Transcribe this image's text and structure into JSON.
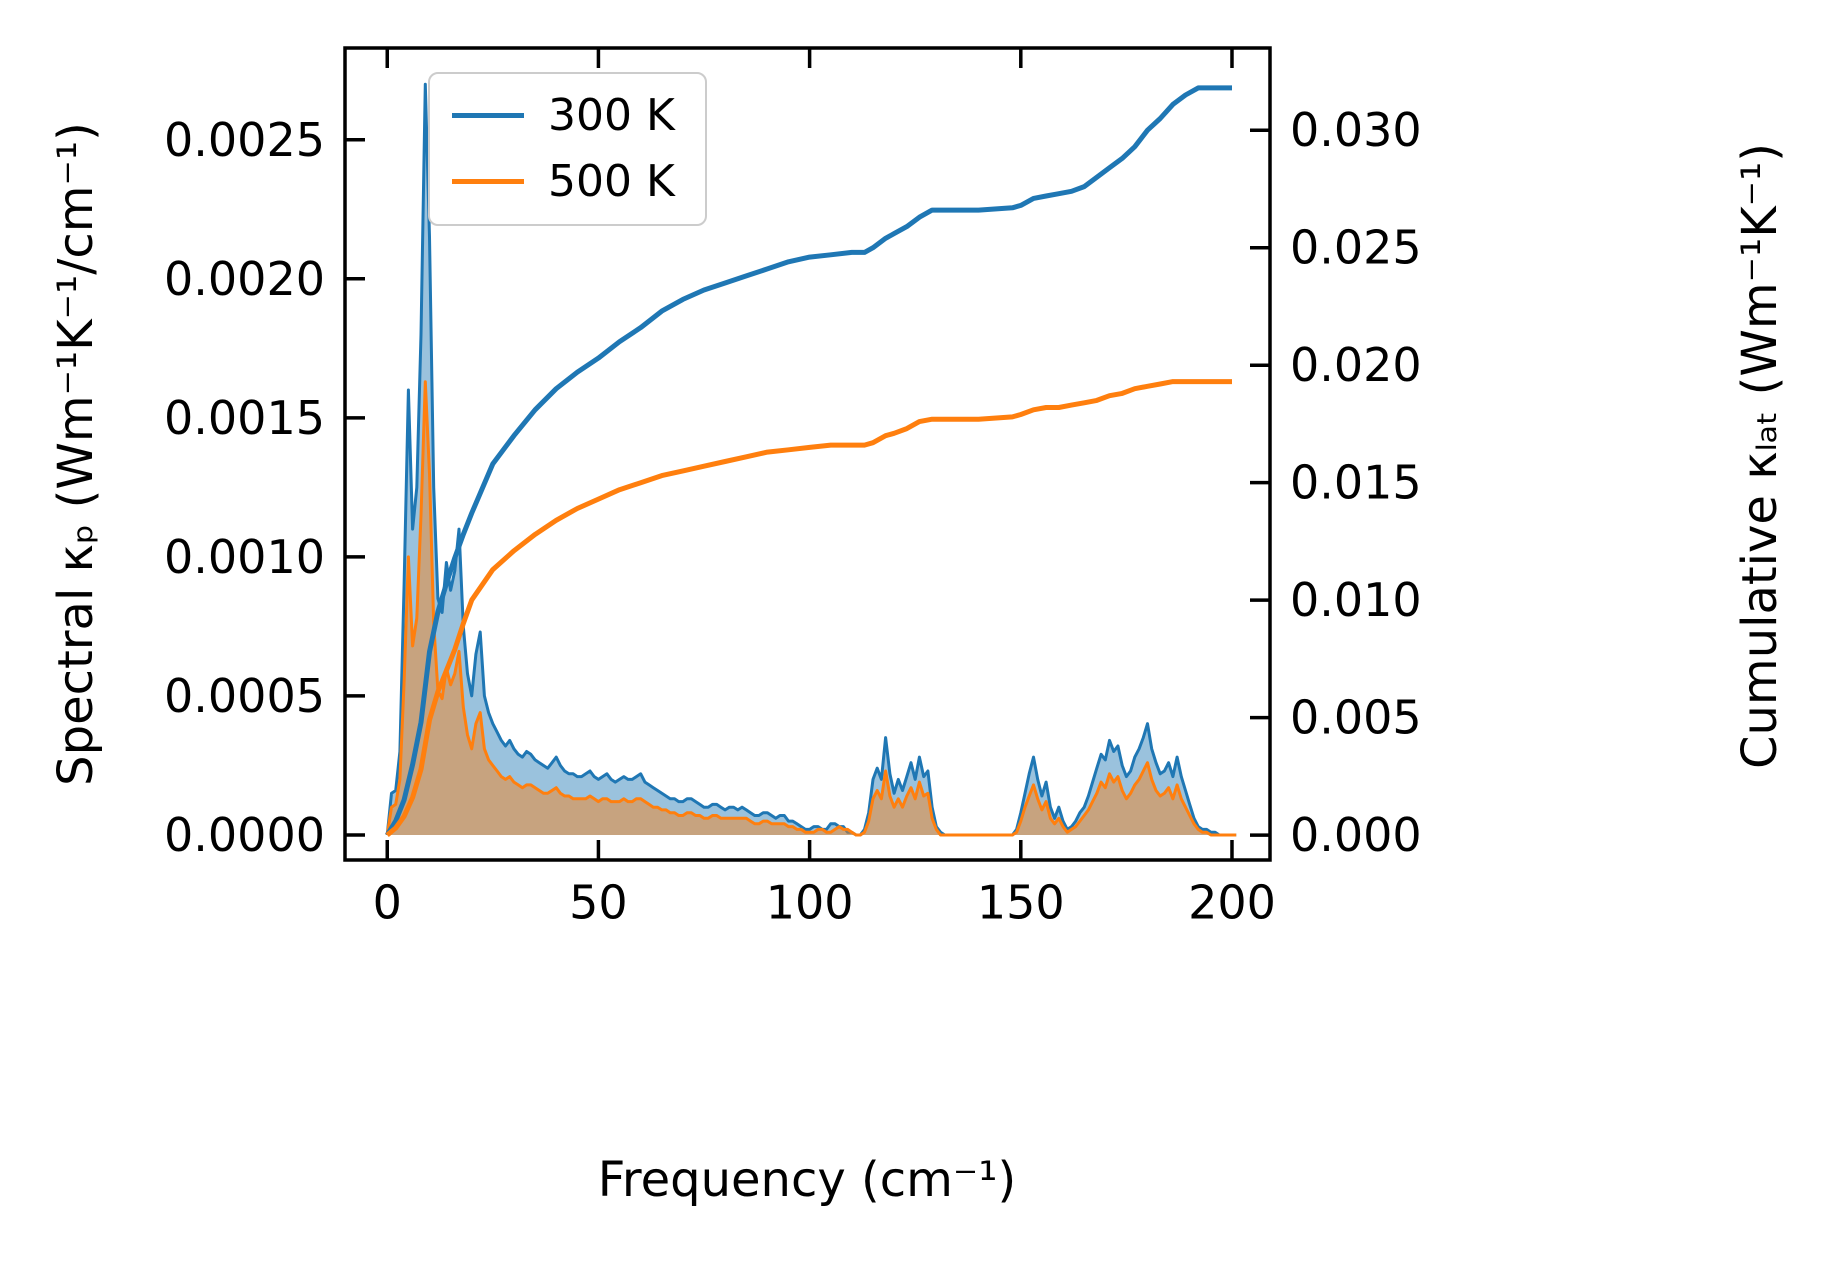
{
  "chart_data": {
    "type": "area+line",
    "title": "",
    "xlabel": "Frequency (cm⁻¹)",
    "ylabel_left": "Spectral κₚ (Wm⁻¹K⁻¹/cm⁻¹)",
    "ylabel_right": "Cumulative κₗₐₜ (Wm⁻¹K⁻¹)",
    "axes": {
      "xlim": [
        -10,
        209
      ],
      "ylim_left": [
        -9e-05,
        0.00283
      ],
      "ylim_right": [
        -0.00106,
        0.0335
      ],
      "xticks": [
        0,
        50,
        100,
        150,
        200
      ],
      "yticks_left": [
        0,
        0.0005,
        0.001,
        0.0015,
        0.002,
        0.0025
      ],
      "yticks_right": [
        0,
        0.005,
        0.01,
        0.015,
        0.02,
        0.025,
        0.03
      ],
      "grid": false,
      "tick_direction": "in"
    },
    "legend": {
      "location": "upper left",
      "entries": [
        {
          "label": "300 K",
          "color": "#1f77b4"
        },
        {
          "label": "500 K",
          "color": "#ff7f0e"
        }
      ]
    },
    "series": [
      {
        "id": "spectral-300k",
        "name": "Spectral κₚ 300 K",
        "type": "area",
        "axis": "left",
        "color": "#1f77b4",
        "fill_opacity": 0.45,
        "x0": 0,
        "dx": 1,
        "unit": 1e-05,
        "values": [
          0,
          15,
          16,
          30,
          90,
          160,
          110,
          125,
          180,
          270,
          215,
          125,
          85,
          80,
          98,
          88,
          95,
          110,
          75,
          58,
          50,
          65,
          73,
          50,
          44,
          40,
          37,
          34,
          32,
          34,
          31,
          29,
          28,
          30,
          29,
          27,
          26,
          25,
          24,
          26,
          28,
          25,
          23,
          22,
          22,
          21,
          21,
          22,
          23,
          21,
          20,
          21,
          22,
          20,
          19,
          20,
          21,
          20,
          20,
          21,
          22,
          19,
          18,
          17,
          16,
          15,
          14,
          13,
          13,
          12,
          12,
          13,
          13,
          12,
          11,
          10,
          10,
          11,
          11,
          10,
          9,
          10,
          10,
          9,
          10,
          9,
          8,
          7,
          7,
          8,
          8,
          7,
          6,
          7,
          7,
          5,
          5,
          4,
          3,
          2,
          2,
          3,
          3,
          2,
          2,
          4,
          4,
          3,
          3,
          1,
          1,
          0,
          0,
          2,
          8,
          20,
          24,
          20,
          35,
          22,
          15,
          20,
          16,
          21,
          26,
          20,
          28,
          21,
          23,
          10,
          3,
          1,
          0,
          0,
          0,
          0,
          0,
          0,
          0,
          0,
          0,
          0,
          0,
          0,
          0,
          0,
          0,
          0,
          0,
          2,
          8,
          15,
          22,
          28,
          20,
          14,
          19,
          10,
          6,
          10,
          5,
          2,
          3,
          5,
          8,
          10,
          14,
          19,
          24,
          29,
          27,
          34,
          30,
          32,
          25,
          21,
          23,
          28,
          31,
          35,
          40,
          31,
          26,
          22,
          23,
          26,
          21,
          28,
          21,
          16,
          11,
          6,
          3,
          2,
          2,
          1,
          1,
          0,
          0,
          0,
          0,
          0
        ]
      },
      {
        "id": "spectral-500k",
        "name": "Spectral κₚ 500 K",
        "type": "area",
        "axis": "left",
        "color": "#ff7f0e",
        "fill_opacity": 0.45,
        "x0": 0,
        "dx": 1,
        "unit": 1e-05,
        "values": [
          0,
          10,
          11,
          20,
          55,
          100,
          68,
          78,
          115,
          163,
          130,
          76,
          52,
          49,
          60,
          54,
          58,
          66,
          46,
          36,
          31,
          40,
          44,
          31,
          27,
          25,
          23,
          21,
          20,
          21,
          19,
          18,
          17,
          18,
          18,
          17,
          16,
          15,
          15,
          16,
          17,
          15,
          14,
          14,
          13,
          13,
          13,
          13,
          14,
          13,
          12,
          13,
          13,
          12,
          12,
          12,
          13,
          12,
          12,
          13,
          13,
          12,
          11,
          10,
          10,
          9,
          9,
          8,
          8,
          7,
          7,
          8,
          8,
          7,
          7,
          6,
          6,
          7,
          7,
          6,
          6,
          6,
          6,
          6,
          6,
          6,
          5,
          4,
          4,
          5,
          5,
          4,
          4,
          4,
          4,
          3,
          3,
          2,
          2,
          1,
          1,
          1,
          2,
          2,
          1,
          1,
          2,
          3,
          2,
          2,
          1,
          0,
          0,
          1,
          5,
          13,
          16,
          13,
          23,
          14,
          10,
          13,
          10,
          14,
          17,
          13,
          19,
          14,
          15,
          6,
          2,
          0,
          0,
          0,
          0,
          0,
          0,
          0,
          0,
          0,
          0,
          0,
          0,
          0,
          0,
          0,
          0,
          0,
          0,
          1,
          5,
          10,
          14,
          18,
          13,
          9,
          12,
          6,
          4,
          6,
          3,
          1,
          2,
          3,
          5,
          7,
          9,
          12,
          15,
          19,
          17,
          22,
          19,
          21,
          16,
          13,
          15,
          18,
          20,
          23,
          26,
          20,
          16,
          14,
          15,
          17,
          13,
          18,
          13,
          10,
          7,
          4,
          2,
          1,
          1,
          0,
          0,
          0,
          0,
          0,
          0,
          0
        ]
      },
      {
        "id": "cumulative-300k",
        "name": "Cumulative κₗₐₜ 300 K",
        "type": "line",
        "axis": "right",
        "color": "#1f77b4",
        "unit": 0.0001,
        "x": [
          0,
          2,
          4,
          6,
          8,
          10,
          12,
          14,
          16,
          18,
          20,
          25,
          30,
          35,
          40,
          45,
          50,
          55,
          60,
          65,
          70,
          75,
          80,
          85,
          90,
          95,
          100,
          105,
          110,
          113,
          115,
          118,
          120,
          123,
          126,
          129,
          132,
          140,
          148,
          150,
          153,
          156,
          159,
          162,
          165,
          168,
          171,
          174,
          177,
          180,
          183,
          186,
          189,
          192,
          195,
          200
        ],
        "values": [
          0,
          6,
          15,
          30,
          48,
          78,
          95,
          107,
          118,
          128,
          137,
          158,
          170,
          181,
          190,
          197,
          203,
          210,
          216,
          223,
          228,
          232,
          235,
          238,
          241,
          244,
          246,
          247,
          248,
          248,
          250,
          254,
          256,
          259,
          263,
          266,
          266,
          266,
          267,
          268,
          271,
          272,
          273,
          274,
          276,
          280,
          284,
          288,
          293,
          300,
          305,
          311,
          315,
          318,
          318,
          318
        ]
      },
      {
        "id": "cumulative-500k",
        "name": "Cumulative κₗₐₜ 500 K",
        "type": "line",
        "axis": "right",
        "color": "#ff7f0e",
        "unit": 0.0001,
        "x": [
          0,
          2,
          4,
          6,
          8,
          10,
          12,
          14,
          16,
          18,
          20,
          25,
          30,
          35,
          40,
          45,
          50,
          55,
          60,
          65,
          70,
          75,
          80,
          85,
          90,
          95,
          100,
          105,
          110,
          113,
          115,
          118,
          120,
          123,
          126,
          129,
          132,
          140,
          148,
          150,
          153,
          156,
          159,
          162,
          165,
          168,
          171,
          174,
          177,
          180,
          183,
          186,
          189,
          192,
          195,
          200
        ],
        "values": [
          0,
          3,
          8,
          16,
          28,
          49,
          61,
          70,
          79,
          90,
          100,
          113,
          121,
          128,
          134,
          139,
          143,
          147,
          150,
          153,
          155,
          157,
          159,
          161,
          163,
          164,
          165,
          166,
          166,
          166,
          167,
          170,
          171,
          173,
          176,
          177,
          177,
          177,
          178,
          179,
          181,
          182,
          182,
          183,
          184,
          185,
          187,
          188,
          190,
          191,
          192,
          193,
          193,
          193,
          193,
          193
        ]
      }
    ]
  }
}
# # # #
**Exercise aim**
Output the full set of records above without changing a word, and drop the images.

**Response**
Transcribe this image's text and structure into JSON.
{
  "chart_data": {
    "type": "area+line",
    "title": "",
    "xlabel": "Frequency (cm⁻¹)",
    "ylabel_left": "Spectral κₚ (Wm⁻¹K⁻¹/cm⁻¹)",
    "ylabel_right": "Cumulative κₗₐₜ (Wm⁻¹K⁻¹)",
    "axes": {
      "xlim": [
        -10,
        209
      ],
      "ylim_left": [
        -9e-05,
        0.00283
      ],
      "ylim_right": [
        -0.00106,
        0.0335
      ],
      "xticks": [
        0,
        50,
        100,
        150,
        200
      ],
      "yticks_left": [
        0,
        0.0005,
        0.001,
        0.0015,
        0.002,
        0.0025
      ],
      "yticks_right": [
        0,
        0.005,
        0.01,
        0.015,
        0.02,
        0.025,
        0.03
      ],
      "grid": false,
      "tick_direction": "in"
    },
    "legend": {
      "location": "upper left",
      "entries": [
        {
          "label": "300 K",
          "color": "#1f77b4"
        },
        {
          "label": "500 K",
          "color": "#ff7f0e"
        }
      ]
    },
    "series": [
      {
        "id": "spectral-300k",
        "name": "Spectral κₚ 300 K",
        "type": "area",
        "axis": "left",
        "color": "#1f77b4",
        "fill_opacity": 0.45,
        "x0": 0,
        "dx": 1,
        "unit": 1e-05,
        "values": [
          0,
          15,
          16,
          30,
          90,
          160,
          110,
          125,
          180,
          270,
          215,
          125,
          85,
          80,
          98,
          88,
          95,
          110,
          75,
          58,
          50,
          65,
          73,
          50,
          44,
          40,
          37,
          34,
          32,
          34,
          31,
          29,
          28,
          30,
          29,
          27,
          26,
          25,
          24,
          26,
          28,
          25,
          23,
          22,
          22,
          21,
          21,
          22,
          23,
          21,
          20,
          21,
          22,
          20,
          19,
          20,
          21,
          20,
          20,
          21,
          22,
          19,
          18,
          17,
          16,
          15,
          14,
          13,
          13,
          12,
          12,
          13,
          13,
          12,
          11,
          10,
          10,
          11,
          11,
          10,
          9,
          10,
          10,
          9,
          10,
          9,
          8,
          7,
          7,
          8,
          8,
          7,
          6,
          7,
          7,
          5,
          5,
          4,
          3,
          2,
          2,
          3,
          3,
          2,
          2,
          4,
          4,
          3,
          3,
          1,
          1,
          0,
          0,
          2,
          8,
          20,
          24,
          20,
          35,
          22,
          15,
          20,
          16,
          21,
          26,
          20,
          28,
          21,
          23,
          10,
          3,
          1,
          0,
          0,
          0,
          0,
          0,
          0,
          0,
          0,
          0,
          0,
          0,
          0,
          0,
          0,
          0,
          0,
          0,
          2,
          8,
          15,
          22,
          28,
          20,
          14,
          19,
          10,
          6,
          10,
          5,
          2,
          3,
          5,
          8,
          10,
          14,
          19,
          24,
          29,
          27,
          34,
          30,
          32,
          25,
          21,
          23,
          28,
          31,
          35,
          40,
          31,
          26,
          22,
          23,
          26,
          21,
          28,
          21,
          16,
          11,
          6,
          3,
          2,
          2,
          1,
          1,
          0,
          0,
          0,
          0,
          0
        ]
      },
      {
        "id": "spectral-500k",
        "name": "Spectral κₚ 500 K",
        "type": "area",
        "axis": "left",
        "color": "#ff7f0e",
        "fill_opacity": 0.45,
        "x0": 0,
        "dx": 1,
        "unit": 1e-05,
        "values": [
          0,
          10,
          11,
          20,
          55,
          100,
          68,
          78,
          115,
          163,
          130,
          76,
          52,
          49,
          60,
          54,
          58,
          66,
          46,
          36,
          31,
          40,
          44,
          31,
          27,
          25,
          23,
          21,
          20,
          21,
          19,
          18,
          17,
          18,
          18,
          17,
          16,
          15,
          15,
          16,
          17,
          15,
          14,
          14,
          13,
          13,
          13,
          13,
          14,
          13,
          12,
          13,
          13,
          12,
          12,
          12,
          13,
          12,
          12,
          13,
          13,
          12,
          11,
          10,
          10,
          9,
          9,
          8,
          8,
          7,
          7,
          8,
          8,
          7,
          7,
          6,
          6,
          7,
          7,
          6,
          6,
          6,
          6,
          6,
          6,
          6,
          5,
          4,
          4,
          5,
          5,
          4,
          4,
          4,
          4,
          3,
          3,
          2,
          2,
          1,
          1,
          1,
          2,
          2,
          1,
          1,
          2,
          3,
          2,
          2,
          1,
          0,
          0,
          1,
          5,
          13,
          16,
          13,
          23,
          14,
          10,
          13,
          10,
          14,
          17,
          13,
          19,
          14,
          15,
          6,
          2,
          0,
          0,
          0,
          0,
          0,
          0,
          0,
          0,
          0,
          0,
          0,
          0,
          0,
          0,
          0,
          0,
          0,
          0,
          1,
          5,
          10,
          14,
          18,
          13,
          9,
          12,
          6,
          4,
          6,
          3,
          1,
          2,
          3,
          5,
          7,
          9,
          12,
          15,
          19,
          17,
          22,
          19,
          21,
          16,
          13,
          15,
          18,
          20,
          23,
          26,
          20,
          16,
          14,
          15,
          17,
          13,
          18,
          13,
          10,
          7,
          4,
          2,
          1,
          1,
          0,
          0,
          0,
          0,
          0,
          0,
          0
        ]
      },
      {
        "id": "cumulative-300k",
        "name": "Cumulative κₗₐₜ 300 K",
        "type": "line",
        "axis": "right",
        "color": "#1f77b4",
        "unit": 0.0001,
        "x": [
          0,
          2,
          4,
          6,
          8,
          10,
          12,
          14,
          16,
          18,
          20,
          25,
          30,
          35,
          40,
          45,
          50,
          55,
          60,
          65,
          70,
          75,
          80,
          85,
          90,
          95,
          100,
          105,
          110,
          113,
          115,
          118,
          120,
          123,
          126,
          129,
          132,
          140,
          148,
          150,
          153,
          156,
          159,
          162,
          165,
          168,
          171,
          174,
          177,
          180,
          183,
          186,
          189,
          192,
          195,
          200
        ],
        "values": [
          0,
          6,
          15,
          30,
          48,
          78,
          95,
          107,
          118,
          128,
          137,
          158,
          170,
          181,
          190,
          197,
          203,
          210,
          216,
          223,
          228,
          232,
          235,
          238,
          241,
          244,
          246,
          247,
          248,
          248,
          250,
          254,
          256,
          259,
          263,
          266,
          266,
          266,
          267,
          268,
          271,
          272,
          273,
          274,
          276,
          280,
          284,
          288,
          293,
          300,
          305,
          311,
          315,
          318,
          318,
          318
        ]
      },
      {
        "id": "cumulative-500k",
        "name": "Cumulative κₗₐₜ 500 K",
        "type": "line",
        "axis": "right",
        "color": "#ff7f0e",
        "unit": 0.0001,
        "x": [
          0,
          2,
          4,
          6,
          8,
          10,
          12,
          14,
          16,
          18,
          20,
          25,
          30,
          35,
          40,
          45,
          50,
          55,
          60,
          65,
          70,
          75,
          80,
          85,
          90,
          95,
          100,
          105,
          110,
          113,
          115,
          118,
          120,
          123,
          126,
          129,
          132,
          140,
          148,
          150,
          153,
          156,
          159,
          162,
          165,
          168,
          171,
          174,
          177,
          180,
          183,
          186,
          189,
          192,
          195,
          200
        ],
        "values": [
          0,
          3,
          8,
          16,
          28,
          49,
          61,
          70,
          79,
          90,
          100,
          113,
          121,
          128,
          134,
          139,
          143,
          147,
          150,
          153,
          155,
          157,
          159,
          161,
          163,
          164,
          165,
          166,
          166,
          166,
          167,
          170,
          171,
          173,
          176,
          177,
          177,
          177,
          178,
          179,
          181,
          182,
          182,
          183,
          184,
          185,
          187,
          188,
          190,
          191,
          192,
          193,
          193,
          193,
          193,
          193
        ]
      }
    ]
  }
}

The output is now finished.